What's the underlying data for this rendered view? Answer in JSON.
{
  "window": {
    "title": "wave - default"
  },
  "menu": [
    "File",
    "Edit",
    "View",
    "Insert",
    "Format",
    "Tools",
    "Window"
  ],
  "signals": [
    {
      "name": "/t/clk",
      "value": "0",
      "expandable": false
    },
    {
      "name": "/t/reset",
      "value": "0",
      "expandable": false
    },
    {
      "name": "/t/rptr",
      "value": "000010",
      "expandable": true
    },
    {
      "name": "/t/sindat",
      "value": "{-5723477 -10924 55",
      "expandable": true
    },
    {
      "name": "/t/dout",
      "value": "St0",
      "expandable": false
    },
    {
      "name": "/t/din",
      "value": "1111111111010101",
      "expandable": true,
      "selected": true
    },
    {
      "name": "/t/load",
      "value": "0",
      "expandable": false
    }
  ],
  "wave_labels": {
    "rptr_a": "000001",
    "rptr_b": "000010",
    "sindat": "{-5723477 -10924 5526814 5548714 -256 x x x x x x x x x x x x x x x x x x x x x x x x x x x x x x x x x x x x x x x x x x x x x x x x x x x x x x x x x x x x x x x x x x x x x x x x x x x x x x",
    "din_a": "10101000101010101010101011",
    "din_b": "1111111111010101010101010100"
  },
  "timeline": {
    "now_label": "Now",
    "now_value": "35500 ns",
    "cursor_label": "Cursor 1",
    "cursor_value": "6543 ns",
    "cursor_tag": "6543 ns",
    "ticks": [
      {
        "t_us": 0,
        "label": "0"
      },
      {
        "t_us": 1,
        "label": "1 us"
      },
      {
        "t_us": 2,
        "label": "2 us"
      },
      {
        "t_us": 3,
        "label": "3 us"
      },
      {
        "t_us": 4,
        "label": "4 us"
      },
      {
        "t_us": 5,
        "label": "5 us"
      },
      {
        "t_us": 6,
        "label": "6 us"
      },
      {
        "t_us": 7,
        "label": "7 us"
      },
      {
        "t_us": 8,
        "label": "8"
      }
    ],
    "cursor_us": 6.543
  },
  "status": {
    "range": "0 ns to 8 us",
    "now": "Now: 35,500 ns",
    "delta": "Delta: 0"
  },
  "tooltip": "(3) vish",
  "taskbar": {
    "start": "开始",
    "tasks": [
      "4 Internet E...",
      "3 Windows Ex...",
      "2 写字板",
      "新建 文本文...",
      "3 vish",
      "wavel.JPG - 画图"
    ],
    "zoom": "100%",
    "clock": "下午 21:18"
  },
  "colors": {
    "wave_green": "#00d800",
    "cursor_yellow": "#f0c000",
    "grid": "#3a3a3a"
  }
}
====
*Task goal:* Copy every line of the records above that holds the word "sindat".

*Solution:*
      "name": "/t/sindat",
    "sindat": "{-5723477 -10924 5526814 5548714 -256 x x x x x x x x x x x x x x x x x x x x x x x x x x x x x x x x x x x x x x x x x x x x x x x x x x x x x x x x x x x x x x x x x x x x x x x x x x x x x x",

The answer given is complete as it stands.